▶ [Goal]
Below is a set of records; restate each one word for word.

Dataset excerpt
==============================

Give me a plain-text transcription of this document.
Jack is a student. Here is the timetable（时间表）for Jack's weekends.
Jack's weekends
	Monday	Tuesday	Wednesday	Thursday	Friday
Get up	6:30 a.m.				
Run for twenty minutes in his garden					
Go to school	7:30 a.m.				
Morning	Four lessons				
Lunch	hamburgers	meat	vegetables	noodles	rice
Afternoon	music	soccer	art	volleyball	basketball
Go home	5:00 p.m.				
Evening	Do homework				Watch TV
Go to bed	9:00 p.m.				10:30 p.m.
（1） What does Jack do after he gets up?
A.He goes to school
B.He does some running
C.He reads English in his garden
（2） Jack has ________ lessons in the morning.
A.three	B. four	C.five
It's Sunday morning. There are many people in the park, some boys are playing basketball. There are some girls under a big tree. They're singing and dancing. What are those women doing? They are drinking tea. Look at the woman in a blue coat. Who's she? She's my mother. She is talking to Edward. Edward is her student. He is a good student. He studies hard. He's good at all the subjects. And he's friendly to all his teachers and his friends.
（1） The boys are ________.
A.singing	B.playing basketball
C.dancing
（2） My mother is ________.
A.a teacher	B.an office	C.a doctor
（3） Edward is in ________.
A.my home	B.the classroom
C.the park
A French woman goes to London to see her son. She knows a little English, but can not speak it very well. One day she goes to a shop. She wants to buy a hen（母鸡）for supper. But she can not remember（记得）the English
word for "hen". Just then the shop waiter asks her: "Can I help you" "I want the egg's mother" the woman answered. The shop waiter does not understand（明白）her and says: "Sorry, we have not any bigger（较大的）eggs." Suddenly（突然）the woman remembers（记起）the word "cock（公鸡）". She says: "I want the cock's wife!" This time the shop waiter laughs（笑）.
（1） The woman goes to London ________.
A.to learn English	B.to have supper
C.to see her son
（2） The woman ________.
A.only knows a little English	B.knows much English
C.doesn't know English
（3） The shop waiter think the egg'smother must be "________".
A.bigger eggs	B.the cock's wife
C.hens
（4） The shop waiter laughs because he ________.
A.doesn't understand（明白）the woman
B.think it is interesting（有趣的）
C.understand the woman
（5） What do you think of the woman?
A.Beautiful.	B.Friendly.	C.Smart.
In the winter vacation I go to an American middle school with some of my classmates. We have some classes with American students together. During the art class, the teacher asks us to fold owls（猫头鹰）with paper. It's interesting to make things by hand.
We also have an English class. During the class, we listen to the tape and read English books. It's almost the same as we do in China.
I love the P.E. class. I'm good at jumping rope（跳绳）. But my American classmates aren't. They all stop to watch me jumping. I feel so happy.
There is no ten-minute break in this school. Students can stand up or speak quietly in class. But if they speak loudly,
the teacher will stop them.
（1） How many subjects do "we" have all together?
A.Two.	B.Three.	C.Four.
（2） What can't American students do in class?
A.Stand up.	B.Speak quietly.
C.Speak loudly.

==============================

▶ [Task solution]
Give me a plain-text transcription of this document.
Jack is a student. Here is the timetable（时间表）for Jack's weekends.
Jack's weekends
	Monday	Tuesday	Wednesday	Thursday	Friday
Get up	6:30 a.m.				
Run for twenty minutes in his garden					
Go to school	7:30 a.m.				
Morning	Four lessons				
Lunch	hamburgers	meat	vegetables	noodles	rice
Afternoon	music	soccer	art	volleyball	basketball
Go home	5:00 p.m.				
Evening	Do homework				Watch TV
Go to bed	9:00 p.m.				10:30 p.m.
（1） What does Jack do after he gets up?
A.He goes to school
B.He does some running
C.He reads English in his garden
（2） Jack has ________ lessons in the morning.
A.three	B. four	C.five
It's Sunday morning. There are many people in the park, some boys are playing basketball. There are some girls under a big tree. They're singing and dancing. What are those women doing? They are drinking tea. Look at the woman in a blue coat. Who's she? She's my mother. She is talking to Edward. Edward is her student. He is a good student. He studies hard. He's good at all the subjects. And he's friendly to all his teachers and his friends.
（1） The boys are ________.
A.singing	B.playing basketball
C.dancing
（2） My mother is ________.
A.a teacher	B.an office	C.a doctor
（3） Edward is in ________.
A.my home	B.the classroom
C.the park
A French woman goes to London to see her son. She knows a little English, but can not speak it very well. One day she goes to a shop. She wants to buy a hen（母鸡）for supper. But she can not remember（记得）the English
word for "hen". Just then the shop waiter asks her: "Can I help you" "I want the egg's mother" the woman answered. The shop waiter does not understand（明白）her and says: "Sorry, we have not any bigger（较大的）eggs." Suddenly（突然）the woman remembers（记起）the word "cock（公鸡）". She says: "I want the cock's wife!" This time the shop waiter laughs（笑）.
（1） The woman goes to London ________.
A.to learn English	B.to have supper
C.to see her son
（2） The woman ________.
A.only knows a little English	B.knows much English
C.doesn't know English
（3） The shop waiter think the egg'smother must be "________".
A.bigger eggs	B.the cock's wife
C.hens
（4） The shop waiter laughs because he ________.
A.doesn't understand（明白）the woman
B.think it is interesting（有趣的）
C.understand the woman
（5） What do you think of the woman?
A.Beautiful.	B.Friendly.	C.Smart.
In the winter vacation I go to an American middle school with some of my classmates. We have some classes with American students together. During the art class, the teacher asks us to fold owls（猫头鹰）with paper. It's interesting to make things by hand.
We also have an English class. During the class, we listen to the tape and read English books. It's almost the same as we do in China.
I love the P.E. class. I'm good at jumping rope（跳绳）. But my American classmates aren't. They all stop to watch me jumping. I feel so happy.
There is no ten-minute break in this school. Students can stand up or speak quietly in class. But if they speak loudly,
the teacher will stop them.
（1） How many subjects do "we" have all together?
A.Two.	B.Three.	C.Four.
（2） What can't American students do in class?
A.Stand up.	B.Speak quietly.
C.Speak loudly.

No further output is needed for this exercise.